EXERCISE REQUIREMENTS: Print all of the data exactly as written.

### EXERCISE MATERIAL ###

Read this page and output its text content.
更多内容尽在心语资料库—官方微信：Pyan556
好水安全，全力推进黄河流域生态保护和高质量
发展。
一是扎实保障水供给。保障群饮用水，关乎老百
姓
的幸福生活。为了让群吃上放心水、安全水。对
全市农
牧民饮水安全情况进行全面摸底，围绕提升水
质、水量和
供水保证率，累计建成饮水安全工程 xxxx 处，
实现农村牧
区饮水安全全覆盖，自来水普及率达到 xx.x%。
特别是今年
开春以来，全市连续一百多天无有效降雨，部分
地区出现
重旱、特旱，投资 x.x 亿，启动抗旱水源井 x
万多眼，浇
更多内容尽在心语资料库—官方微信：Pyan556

###

ANSWER BELOW:
Read this page and output its text content.
更多内容尽在心语资料库—官方微信：Pyan556
好水安全，全力推进黄河流域生态保护和高质量
发展。
一是扎实保障水供给。保障群饮用水，关乎老百
姓
的幸福生活。为了让群吃上放心水、安全水。对
全市农
牧民饮水安全情况进行全面摸底，围绕提升水
质、水量和
供水保证率，累计建成饮水安全工程 xxxx 处，
实现农村牧
区饮水安全全覆盖，自来水普及率达到 xx.x%。
特别是今年
开春以来，全市连续一百多天无有效降雨，部分
地区出现
重旱、特旱，投资 x.x 亿，启动抗旱水源井 x
万多眼，浇
更多内容尽在心语资料库—官方微信：Pyan556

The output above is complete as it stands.